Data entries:

>> begin

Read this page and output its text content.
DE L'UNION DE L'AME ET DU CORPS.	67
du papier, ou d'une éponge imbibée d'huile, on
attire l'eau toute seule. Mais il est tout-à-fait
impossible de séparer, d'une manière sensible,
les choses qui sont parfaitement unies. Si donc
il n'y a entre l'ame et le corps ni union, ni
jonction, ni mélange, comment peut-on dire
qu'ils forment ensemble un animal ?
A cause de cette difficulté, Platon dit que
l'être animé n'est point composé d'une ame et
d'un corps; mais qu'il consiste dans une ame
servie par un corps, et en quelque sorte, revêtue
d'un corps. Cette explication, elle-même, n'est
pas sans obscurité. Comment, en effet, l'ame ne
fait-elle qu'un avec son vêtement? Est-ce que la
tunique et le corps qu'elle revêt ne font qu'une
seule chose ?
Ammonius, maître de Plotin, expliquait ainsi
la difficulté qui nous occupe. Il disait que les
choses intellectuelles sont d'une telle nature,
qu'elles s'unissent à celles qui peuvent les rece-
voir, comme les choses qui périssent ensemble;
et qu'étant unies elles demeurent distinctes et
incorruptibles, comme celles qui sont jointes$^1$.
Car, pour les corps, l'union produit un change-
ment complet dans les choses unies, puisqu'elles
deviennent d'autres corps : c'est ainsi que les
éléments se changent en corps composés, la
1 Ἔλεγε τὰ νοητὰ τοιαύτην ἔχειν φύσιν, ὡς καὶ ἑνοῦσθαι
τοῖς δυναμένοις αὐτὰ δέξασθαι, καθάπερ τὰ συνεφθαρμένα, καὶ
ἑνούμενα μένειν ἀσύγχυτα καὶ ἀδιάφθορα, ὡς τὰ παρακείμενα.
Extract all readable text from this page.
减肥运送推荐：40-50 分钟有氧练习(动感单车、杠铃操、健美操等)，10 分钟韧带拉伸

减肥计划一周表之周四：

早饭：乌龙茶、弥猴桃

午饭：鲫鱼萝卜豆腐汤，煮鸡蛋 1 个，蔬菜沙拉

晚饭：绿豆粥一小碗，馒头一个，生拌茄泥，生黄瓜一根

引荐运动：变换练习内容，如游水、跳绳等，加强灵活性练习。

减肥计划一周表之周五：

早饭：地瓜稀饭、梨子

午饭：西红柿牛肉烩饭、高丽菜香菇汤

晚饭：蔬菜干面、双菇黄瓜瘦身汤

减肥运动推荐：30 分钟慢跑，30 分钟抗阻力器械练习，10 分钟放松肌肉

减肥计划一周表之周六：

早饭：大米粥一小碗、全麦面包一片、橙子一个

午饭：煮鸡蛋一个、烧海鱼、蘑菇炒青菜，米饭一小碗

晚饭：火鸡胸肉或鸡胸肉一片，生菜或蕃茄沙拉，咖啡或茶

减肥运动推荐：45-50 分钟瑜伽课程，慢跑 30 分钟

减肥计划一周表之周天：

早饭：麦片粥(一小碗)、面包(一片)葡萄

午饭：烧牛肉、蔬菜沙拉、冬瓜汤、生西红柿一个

>> end

EXERCISE OBJECTIVE
Collect each line above holding the string "减肥运动推荐".

FINISHED EXERCISE
减肥运动推荐：30 分钟慢跑，30 分钟抗阻力器械练习，10 分钟放松肌肉
减肥运动推荐：45-50 分钟瑜伽课程，慢跑 30 分钟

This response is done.